*** Selected text

Wall Street's analyst woes are finally nearing an end. On Nov. 23, New York State Attorney General Eliot Spitzer, together with regulators from other states and the Securities & Exchange Commission, began briefing a dozen big investment banks on how much they'll have to pay to settle charges that their analysts biased stock ratings to win lucrative initial public offerings and other banking business. Regulators are hitting Citigroup (C) for $500 million and Credit Suisse First Boston (CSR) for around $200 million.

But what benefit will Mr. and Mrs. 401(k)--the victims of the boom-and-bust excesses that analysts helped create--reap from the settlement? Unfortunately, not much. In addition to money, the deal will create greater separation between the banks' research analysts and their investment banking co-workers, and it will force the banks to invest in independent research. But those moves will do little to help the average individual investor make more informed decisions about buying and selling stocks than he or she did before.

Regulators wouldn't agree with that assessment. They're imposing stricter rules on analysts' pay and contacts with investment bankers in hopes of reducing the temptation to bestow glowing ratings on companies being courted for banking business. Those rules will help clean up the market, but so long as banking pays the bills, they can't eliminate research biases.

The SEC and the states also figure that individuals will benefit from independent research by Wall Street boutiques. For the next five years, each of the Street's big banks will be required to employ an SEC-approved monitor who'll buy independent analysis whenever the bank issues a report on a company whose stock it underwrote. If the two recommendations differ widely, SEC officials say, the banks' brokers must inform clients of the disparity.

But even some regulators view this idea with skepticism. "I'm not sure who ever looked at any of these reports anyway," says one SEC doubter. Forcing the banks to buy independent research "may be creating a product for which there's no demand," admits another regulator.

******
*** Given material

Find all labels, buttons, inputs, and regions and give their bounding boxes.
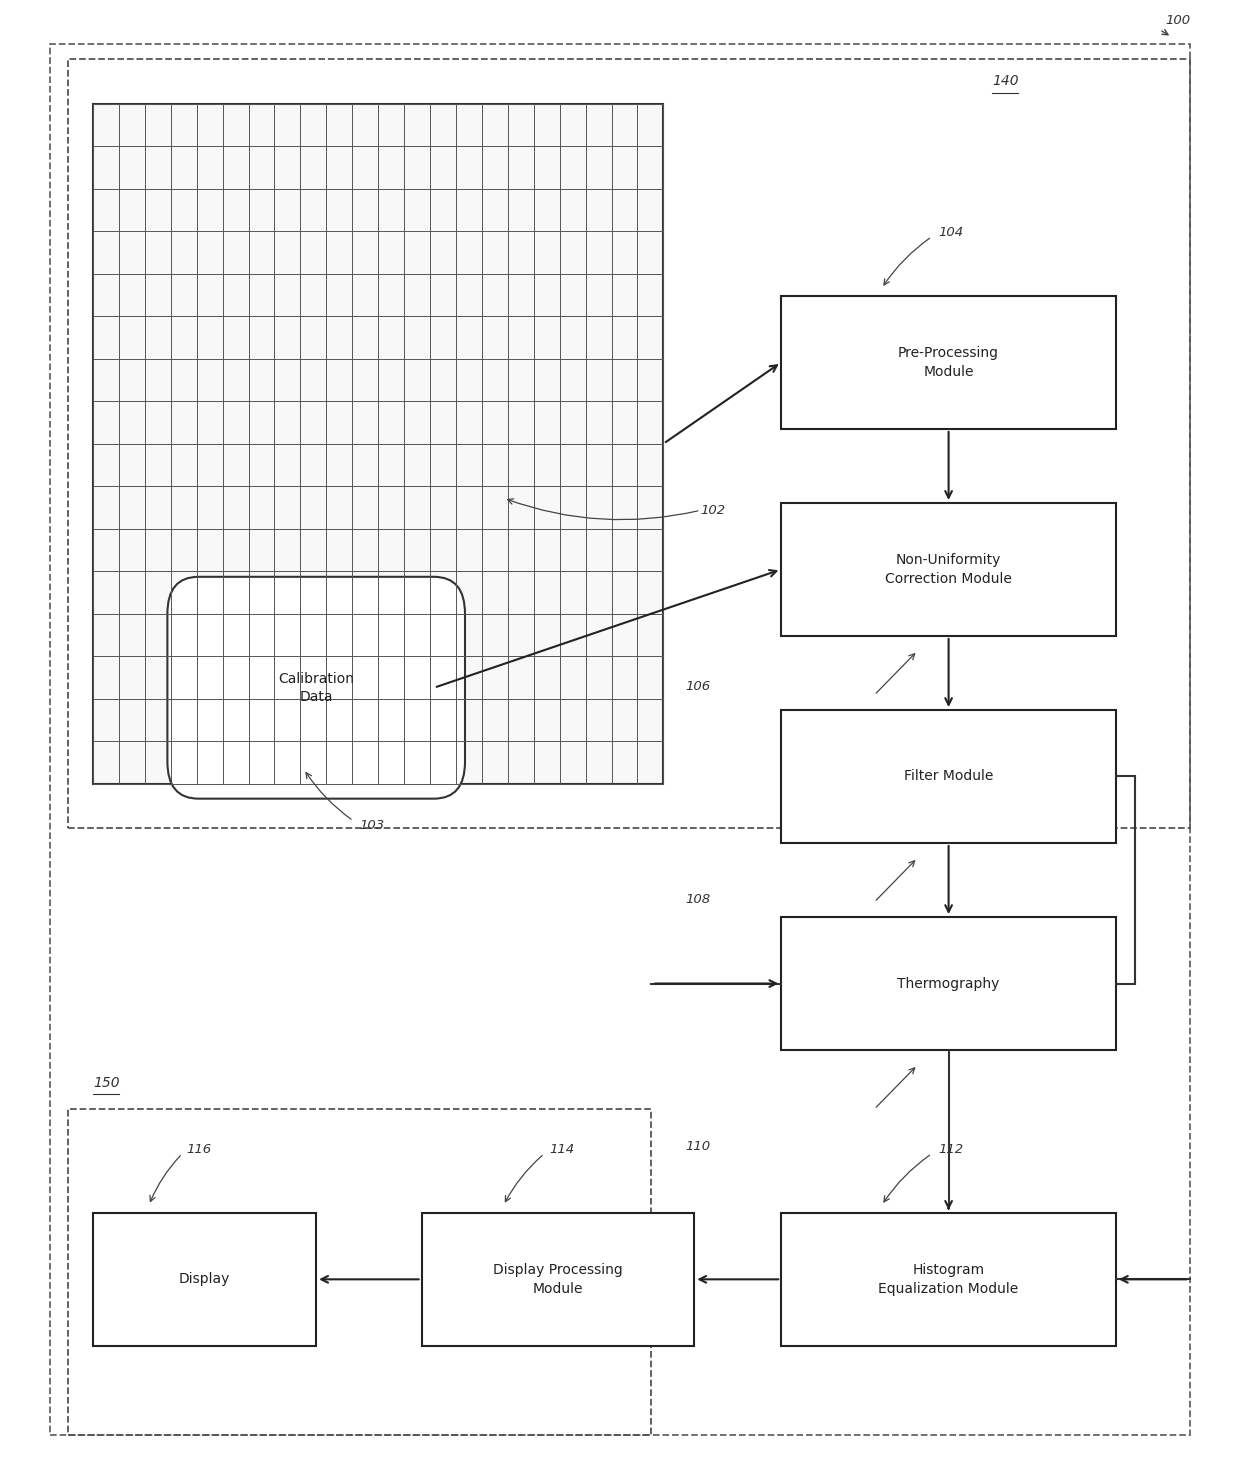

******

_Stated task:_ Continue the article on the Wall Street analyst settlement from the point where it stops.

_Output:_
There might not be much supply, either. "The high-value research boutiques won't bid on this business," predicts Charles L. Hill, director of research for Thomson Financial/First Call. Independent researchers thrive by selling insights to sophisticated institutions such as mutual funds and pensions. Before a research shop makes its wisdom available to Merrill Lynch & Co.'s (MER) thundering herd, the firm has to worry about damaging its standing with the investing elite. Those analysts who appear on CNBC have no obligation to back up their recommendations by providing reports to viewers. Individuals should not kid themselves: They'll never get the same insights as the big guys.

Even clients can have a hard time getting research unless their balances meet the brokerage's minimums--and that situation will persist. "Anyone who hears a recommendation should be able to get the underlying report at a reasonable price," says Patricia D. Walters, senior vice-president of the Association for Investment Management & Research, a professional society for analysts and money managers. "But that's not on the table."

Would complete access to research make for a smarter investing public? Probably not. Studies show that few individuals ever read past the buy or sell rating to get to a report's details. That's not the only reason why complete access to research wouldn't help most individuals to become better investors. Studies by Brad M. Barber, a finance professor at the University of California-Davis, shows that Wall Street research tends to focus on small-cap growth stocks. That's the most fertile sector for IPO business, but it's hardly the basis of a well-rounded portfolio. Small-cap growth has been a quagmire since the market peak in March, 2000: Analysts' lowest-rated stocks outperformed their top picks by 20 percentage points in 2000 and 2001, according to Barber's studies.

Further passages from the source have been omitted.